- _AIM OF THE EXERCISE_: Identify the lines that include the word "どういうこと", then copy all of them.

- _Saved entries_:
***

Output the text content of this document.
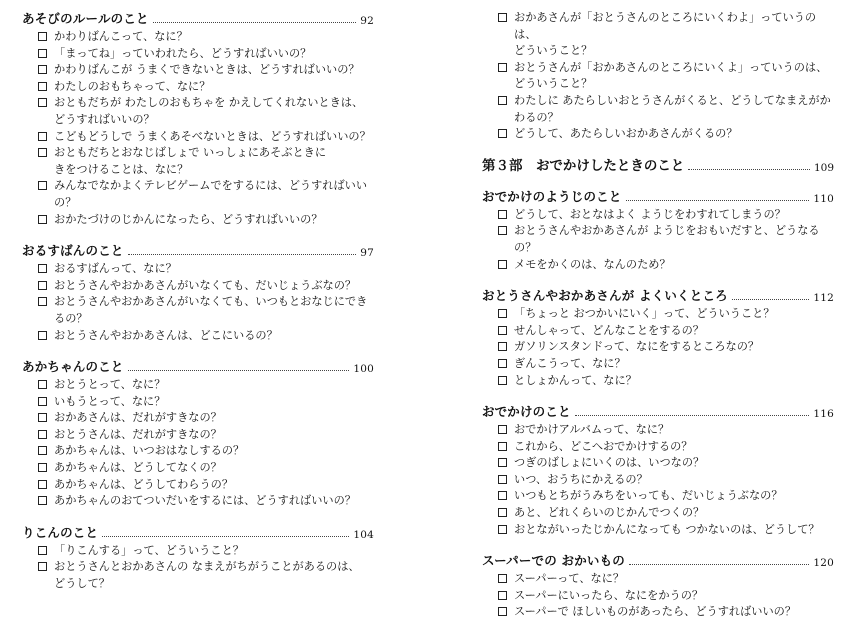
あそびのルールのこと	92
かわりばんこって、なに？
「まってね」っていわれたら、どうすればいいの？
かわりばんこが うまくできないときは、どうすればいいの？
わたしのおもちゃって、なに？
おともだちが わたしのおもちゃを かえしてくれないときは、
どうすればいいの？
こどもどうしで うまくあそべないときは、どうすればいいの？
おともだちとおなじばしょで いっしょにあそぶときに
きをつけることは、なに？
みんなでなかよくテレビゲームでをするには、どうすればいいの？
おかたづけのじかんになったら、どうすればいいの？
おるすばんのこと	97
おるすばんって、なに？
おとうさんやおかあさんがいなくても、だいじょうぶなの？
おとうさんやおかあさんがいなくても、いつもとおなじにできるの？
おとうさんやおかあさんは、どこにいるの？
あかちゃんのこと	100
おとうとって、なに？
いもうとって、なに？
おかあさんは、だれがすきなの？
おとうさんは、だれがすきなの？
あかちゃんは、いつおはなしするの？
あかちゃんは、どうしてなくの？
あかちゃんは、どうしてわらうの？
あかちゃんのおてついだいをするには、どうすればいいの？
りこんのこと	104
「りこんする」って、どういうこと？
おとうさんとおかあさんの なまえがちがうことがあるのは、
どうして？
おかあさんが「おとうさんのところにいくわよ」っていうのは、
どういうこと？
おとうさんが「おかあさんのところにいくよ」っていうのは、
どういうこと？
わたしに あたらしいおとうさんがくると、どうしてなまえがかわるの？
どうして、あたらしいおかあさんがくるの？
第３部　おでかけしたときのこと	109
おでかけのようじのこと	110
どうして、おとなはよく ようじをわすれてしまうの？
おとうさんやおかあさんが ようじをおもいだすと、どうなるの？
メモをかくのは、なんのため？
おとうさんやおかあさんが よくいくところ	112
「ちょっと おつかいにいく」って、どういうこと？
せんしゃって、どんなことをするの？
ガソリンスタンドって、なにをするところなの？
ぎんこうって、なに？
としょかんって、なに？
おでかけのこと	116
おでかけアルバムって、なに？
これから、どこへおでかけするの？
つぎのばしょにいくのは、いつなの？
いつ、おうちにかえるの？
いつもとちがうみちをいっても、だいじょうぶなの？
あと、どれくらいのじかんでつくの？
おとながいったじかんになっても つかないのは、どうして？
スーパーでの おかいもの	120
スーパーって、なに？
スーパーにいったら、なにをかうの？
スーパーで ほしいものがあったら、どうすればいいの？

***

- _WRITTEN SOLUTION_:
「りこんする」って、どういうこと？
どういうこと？
どういうこと？
「ちょっと おつかいにいく」って、どういうこと？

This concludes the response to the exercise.